» **What needs to be done**: Reproduce the rows below word for word, leaving out the picture.

» **Material for the task**:
-------

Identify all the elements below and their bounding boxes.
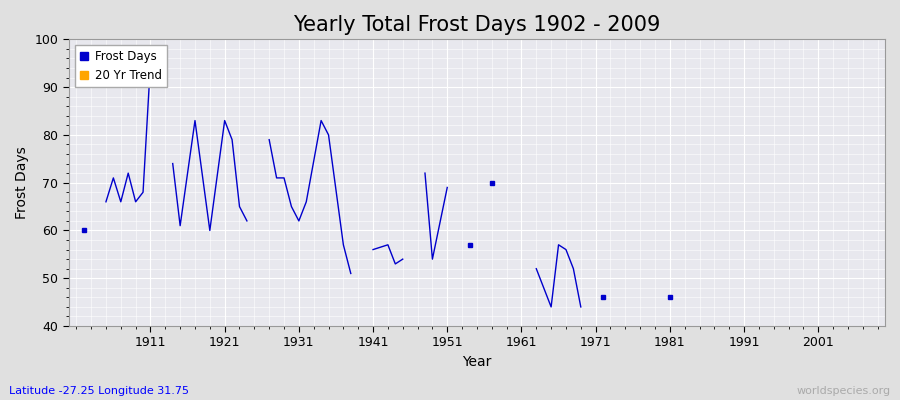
Text: worldspecies.org: worldspecies.org	[796, 386, 891, 396]
Legend: Frost Days, 20 Yr Trend: Frost Days, 20 Yr Trend	[75, 45, 166, 86]
Title: Yearly Total Frost Days 1902 - 2009: Yearly Total Frost Days 1902 - 2009	[293, 15, 661, 35]
Text: Latitude -27.25 Longitude 31.75: Latitude -27.25 Longitude 31.75	[9, 386, 189, 396]
X-axis label: Year: Year	[463, 355, 491, 369]
Y-axis label: Frost Days: Frost Days	[15, 146, 29, 219]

-------

» **Full solution**:
Identify all the elements below and their bounding boxes.
Text: worldspecies.org: worldspecies.org	[796, 386, 891, 396]
Legend: Frost Days, 20 Yr Trend: Frost Days, 20 Yr Trend	[75, 45, 166, 86]
Title: Yearly Total Frost Days 1902 - 2009: Yearly Total Frost Days 1902 - 2009	[293, 15, 661, 35]
Text: Latitude -27.25 Longitude 31.75: Latitude -27.25 Longitude 31.75	[9, 386, 189, 396]
X-axis label: Year: Year	[463, 355, 491, 369]
Y-axis label: Frost Days: Frost Days	[15, 146, 29, 219]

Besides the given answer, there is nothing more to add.